Find the lines of data that contain the string "Health", then list them.

(Recorded information)
..............................
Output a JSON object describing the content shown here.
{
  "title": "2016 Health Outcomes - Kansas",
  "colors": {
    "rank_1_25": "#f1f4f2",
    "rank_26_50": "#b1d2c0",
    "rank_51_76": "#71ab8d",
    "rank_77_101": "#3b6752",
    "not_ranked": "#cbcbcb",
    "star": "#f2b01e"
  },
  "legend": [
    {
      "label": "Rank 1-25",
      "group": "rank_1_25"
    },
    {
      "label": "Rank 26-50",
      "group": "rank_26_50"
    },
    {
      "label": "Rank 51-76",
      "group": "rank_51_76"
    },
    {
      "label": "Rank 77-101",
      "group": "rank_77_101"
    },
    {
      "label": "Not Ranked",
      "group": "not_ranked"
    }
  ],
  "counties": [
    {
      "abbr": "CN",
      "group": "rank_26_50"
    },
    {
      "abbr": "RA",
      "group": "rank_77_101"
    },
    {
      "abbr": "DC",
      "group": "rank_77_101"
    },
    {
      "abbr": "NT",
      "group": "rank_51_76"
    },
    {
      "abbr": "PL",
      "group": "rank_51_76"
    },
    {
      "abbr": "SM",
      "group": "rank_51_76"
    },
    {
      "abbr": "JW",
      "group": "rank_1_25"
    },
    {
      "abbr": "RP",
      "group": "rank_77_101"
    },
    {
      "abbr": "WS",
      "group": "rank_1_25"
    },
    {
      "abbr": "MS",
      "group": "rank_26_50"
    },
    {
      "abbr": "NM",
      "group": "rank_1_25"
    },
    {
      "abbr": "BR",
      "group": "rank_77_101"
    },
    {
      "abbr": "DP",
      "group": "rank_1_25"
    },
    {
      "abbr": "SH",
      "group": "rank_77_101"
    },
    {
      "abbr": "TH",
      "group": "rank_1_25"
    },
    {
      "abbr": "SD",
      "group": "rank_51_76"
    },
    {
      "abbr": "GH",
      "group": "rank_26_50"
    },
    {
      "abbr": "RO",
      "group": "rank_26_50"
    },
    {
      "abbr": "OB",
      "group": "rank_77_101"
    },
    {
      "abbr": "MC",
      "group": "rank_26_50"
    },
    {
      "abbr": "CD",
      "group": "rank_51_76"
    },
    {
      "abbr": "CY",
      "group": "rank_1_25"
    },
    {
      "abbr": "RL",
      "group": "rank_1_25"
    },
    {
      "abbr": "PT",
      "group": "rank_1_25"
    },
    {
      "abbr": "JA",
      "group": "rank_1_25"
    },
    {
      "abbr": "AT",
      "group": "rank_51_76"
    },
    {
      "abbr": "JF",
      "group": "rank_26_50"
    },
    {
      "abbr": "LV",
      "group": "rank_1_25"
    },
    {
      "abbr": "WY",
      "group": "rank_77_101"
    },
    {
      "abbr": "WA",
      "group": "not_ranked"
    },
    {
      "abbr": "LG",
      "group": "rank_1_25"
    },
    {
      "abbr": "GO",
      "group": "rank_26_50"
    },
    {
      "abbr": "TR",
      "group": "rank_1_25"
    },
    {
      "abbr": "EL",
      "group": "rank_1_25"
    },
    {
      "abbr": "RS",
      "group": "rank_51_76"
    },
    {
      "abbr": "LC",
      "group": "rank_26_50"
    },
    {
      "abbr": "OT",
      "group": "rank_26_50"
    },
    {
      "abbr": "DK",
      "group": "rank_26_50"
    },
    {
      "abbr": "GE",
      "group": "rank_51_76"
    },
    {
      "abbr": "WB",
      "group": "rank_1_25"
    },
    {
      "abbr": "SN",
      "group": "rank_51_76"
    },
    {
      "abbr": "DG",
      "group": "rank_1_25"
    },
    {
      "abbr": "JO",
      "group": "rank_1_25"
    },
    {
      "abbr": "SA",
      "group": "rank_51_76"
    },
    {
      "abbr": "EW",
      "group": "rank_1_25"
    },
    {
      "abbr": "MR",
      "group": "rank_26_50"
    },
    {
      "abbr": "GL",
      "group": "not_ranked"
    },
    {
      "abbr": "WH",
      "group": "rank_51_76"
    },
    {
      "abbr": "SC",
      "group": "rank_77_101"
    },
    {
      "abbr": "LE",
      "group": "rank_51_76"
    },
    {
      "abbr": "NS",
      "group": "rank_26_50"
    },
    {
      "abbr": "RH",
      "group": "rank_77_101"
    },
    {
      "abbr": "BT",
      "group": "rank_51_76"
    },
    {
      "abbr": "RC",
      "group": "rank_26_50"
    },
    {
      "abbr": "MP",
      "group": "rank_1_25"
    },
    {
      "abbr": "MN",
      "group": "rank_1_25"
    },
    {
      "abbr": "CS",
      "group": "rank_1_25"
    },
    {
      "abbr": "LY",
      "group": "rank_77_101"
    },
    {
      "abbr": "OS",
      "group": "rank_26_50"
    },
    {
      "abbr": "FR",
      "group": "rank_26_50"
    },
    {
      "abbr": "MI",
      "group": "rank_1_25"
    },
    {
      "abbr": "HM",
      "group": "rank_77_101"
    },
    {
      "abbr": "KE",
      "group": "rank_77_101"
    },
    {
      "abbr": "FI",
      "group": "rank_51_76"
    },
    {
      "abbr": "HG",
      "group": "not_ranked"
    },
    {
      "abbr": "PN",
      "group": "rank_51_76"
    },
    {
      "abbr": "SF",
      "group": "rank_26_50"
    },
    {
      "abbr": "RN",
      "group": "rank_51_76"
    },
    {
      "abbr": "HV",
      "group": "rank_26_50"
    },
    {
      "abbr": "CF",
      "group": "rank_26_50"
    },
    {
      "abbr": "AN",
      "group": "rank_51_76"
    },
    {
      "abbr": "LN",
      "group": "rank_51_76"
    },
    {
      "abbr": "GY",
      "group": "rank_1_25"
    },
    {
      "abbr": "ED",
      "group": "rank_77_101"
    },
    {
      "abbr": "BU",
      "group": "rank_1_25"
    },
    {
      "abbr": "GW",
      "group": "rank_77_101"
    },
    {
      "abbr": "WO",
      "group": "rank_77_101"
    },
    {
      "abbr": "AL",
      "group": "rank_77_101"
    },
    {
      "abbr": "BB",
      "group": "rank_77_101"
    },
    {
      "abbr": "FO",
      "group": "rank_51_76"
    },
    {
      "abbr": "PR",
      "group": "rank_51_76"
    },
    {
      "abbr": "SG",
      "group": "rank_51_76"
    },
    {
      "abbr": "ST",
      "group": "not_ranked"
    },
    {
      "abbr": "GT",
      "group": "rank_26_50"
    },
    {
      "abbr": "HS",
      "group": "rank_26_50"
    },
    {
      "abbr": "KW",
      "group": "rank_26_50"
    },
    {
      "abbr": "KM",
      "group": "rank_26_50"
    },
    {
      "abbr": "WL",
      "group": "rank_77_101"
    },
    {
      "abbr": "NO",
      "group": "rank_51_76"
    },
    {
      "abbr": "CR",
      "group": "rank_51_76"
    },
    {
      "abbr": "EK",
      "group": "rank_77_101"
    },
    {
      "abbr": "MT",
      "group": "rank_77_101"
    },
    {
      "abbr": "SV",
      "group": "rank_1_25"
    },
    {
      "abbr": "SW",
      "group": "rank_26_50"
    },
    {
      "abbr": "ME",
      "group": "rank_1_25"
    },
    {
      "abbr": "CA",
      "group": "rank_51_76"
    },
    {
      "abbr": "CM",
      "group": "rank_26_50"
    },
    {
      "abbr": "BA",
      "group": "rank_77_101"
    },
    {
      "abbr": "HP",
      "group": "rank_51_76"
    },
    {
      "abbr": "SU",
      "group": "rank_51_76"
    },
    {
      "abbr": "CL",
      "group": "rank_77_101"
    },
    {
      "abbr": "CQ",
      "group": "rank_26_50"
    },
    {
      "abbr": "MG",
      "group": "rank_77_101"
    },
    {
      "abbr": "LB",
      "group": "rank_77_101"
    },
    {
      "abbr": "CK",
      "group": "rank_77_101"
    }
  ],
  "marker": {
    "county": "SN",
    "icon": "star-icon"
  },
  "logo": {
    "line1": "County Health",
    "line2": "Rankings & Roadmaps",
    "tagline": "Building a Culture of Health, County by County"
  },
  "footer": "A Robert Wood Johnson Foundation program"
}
..............................
(Worked solution)
  "title": "2016 Health Outcomes - Kansas",
    "line1": "County Health",
    "tagline": "Building a Culture of Health, County by County"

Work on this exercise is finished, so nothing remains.